EXERCISE DIRECTIONS | Looking at the listing, state how many of its lines contain the string "become". Write only the number.

········

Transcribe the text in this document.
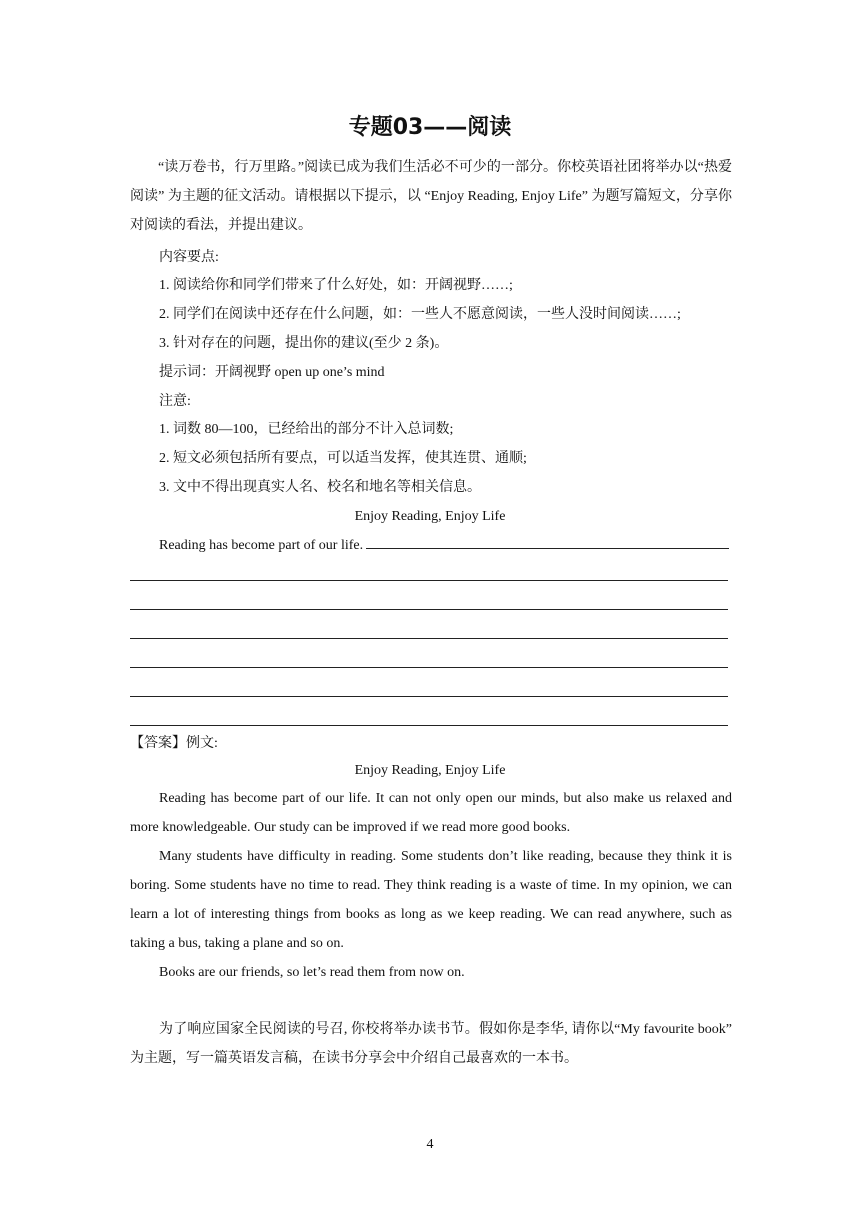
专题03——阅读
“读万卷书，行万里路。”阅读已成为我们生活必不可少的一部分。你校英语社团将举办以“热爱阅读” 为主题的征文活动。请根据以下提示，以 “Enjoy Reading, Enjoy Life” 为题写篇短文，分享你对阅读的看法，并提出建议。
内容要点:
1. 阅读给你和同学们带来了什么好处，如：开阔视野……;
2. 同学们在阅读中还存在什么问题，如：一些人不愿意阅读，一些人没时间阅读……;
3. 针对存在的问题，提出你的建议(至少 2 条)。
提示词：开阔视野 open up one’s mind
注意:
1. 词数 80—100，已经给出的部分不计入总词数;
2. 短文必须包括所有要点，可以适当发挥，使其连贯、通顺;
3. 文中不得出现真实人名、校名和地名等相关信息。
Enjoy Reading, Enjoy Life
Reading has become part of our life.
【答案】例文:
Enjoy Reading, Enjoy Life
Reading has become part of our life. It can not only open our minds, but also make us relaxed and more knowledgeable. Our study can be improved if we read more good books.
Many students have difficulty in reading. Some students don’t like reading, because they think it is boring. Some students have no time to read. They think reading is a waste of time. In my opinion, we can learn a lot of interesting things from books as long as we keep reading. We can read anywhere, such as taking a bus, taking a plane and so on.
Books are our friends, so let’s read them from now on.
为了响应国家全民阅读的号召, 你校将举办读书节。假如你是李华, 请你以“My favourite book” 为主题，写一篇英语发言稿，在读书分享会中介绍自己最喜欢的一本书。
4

········

WRITTEN SOLUTION | 2